▸ **Task instructions**:
Omit all pictures. Copy the rest of the material exactly.

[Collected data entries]
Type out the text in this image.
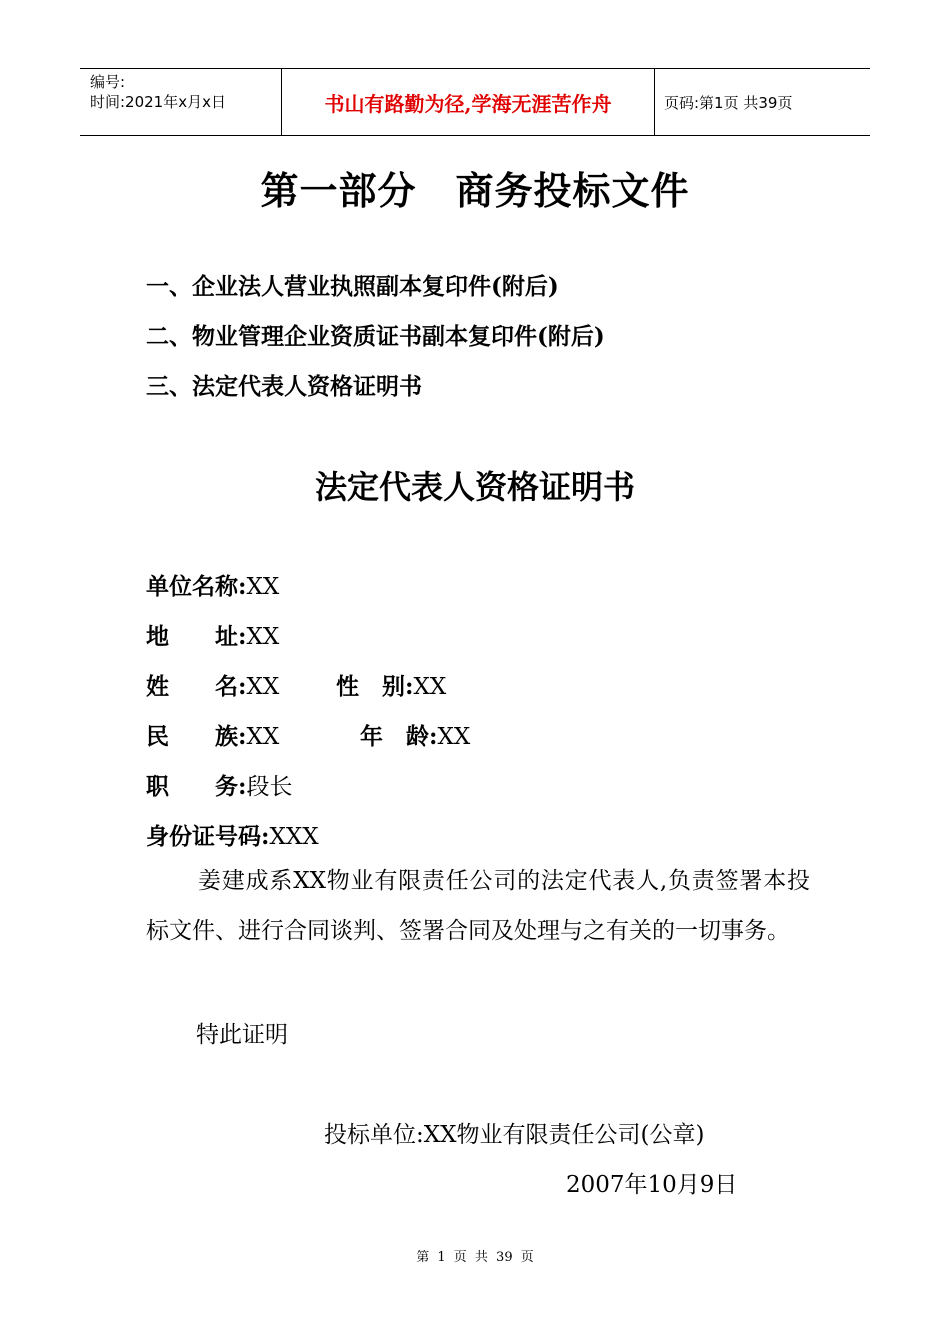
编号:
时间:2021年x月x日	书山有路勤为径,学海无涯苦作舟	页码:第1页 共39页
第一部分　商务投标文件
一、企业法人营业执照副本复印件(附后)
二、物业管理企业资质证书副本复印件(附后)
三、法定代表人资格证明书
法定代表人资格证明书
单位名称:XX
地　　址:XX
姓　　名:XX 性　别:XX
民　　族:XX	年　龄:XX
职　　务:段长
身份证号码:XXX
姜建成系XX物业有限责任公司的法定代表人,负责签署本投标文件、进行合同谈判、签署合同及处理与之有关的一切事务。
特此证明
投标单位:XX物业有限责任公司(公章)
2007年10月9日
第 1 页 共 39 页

▸ **Reply to the task**:
Type out the text in this image.
编号:
时间:2021年x月x日	书山有路勤为径,学海无涯苦作舟	页码:第1页 共39页
第一部分　商务投标文件
一、企业法人营业执照副本复印件(附后)
二、物业管理企业资质证书副本复印件(附后)
三、法定代表人资格证明书
法定代表人资格证明书
单位名称:XX
地　　址:XX
姓　　名:XX 性　别:XX
民　　族:XX	年　龄:XX
职　　务:段长
身份证号码:XXX
姜建成系XX物业有限责任公司的法定代表人,负责签署本投标文件、进行合同谈判、签署合同及处理与之有关的一切事务。
特此证明
投标单位:XX物业有限责任公司(公章)
2007年10月9日
第 1 页 共 39 页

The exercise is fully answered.